[start of Document text]

Perfcollect can be used to collect data for an application running inside a Docker container. The main thing to know is that collecting a trace requires elevated privileges because the default seccomp profile blocks a required syscall - perf_events_open.
In order to use the instructions in this document to collect a trace, spawn a new shell inside the container that is privileged.
docker exec -it --privileged <container_name> /bin/bash
Even though the application hosted in the container isn't privileged, this new shell is, and it will have all the privileges it needs to collect trace data. Now, simply follow the instructions in Collecting a Trace using the privileged shell.
If you want to try tracing in a container, we've written a demo Dockerfile that installs all of the performance tracing pre-requisites, sets the environment up for tracing, and starts a sample CPU-bound app.
Filtering is implemented on Windows through the latest mechanisms provided with the EventSource class.
On Linux those mechanisms are not available yet. Instead, there are two environment variables that exist just on linux to do some basic filtering.
- COMPlus_EventSourceFilter – filter event sources by name
- COMPlus_EventNameFilter – filter events by name
Setting one or both of these variables will only enable collecting events that contain the name you specify as a substring. Strings are treated as case insensitive.

[end of Document text]
[start of Data section]

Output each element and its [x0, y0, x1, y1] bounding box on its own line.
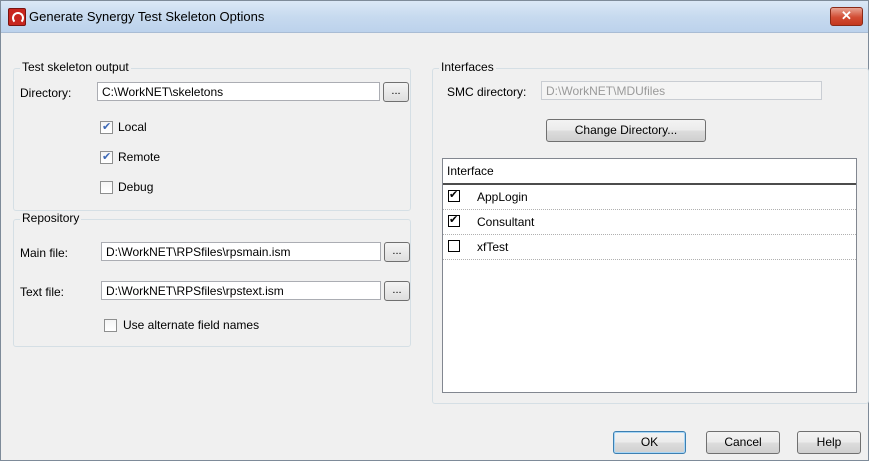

[end of Data section]

• **What this task involves**: According to the perfcollect text, why must a privileged shell be opened inside a Docker container before collecting a trace there? Answer in one to three sentences.

• **Result below**: Collecting a trace requires elevated privileges because the container's default seccomp profile blocks a syscall that tracing needs. The application in the container isn't privileged, but a new shell started with the privileged option has all the privileges required to collect trace data.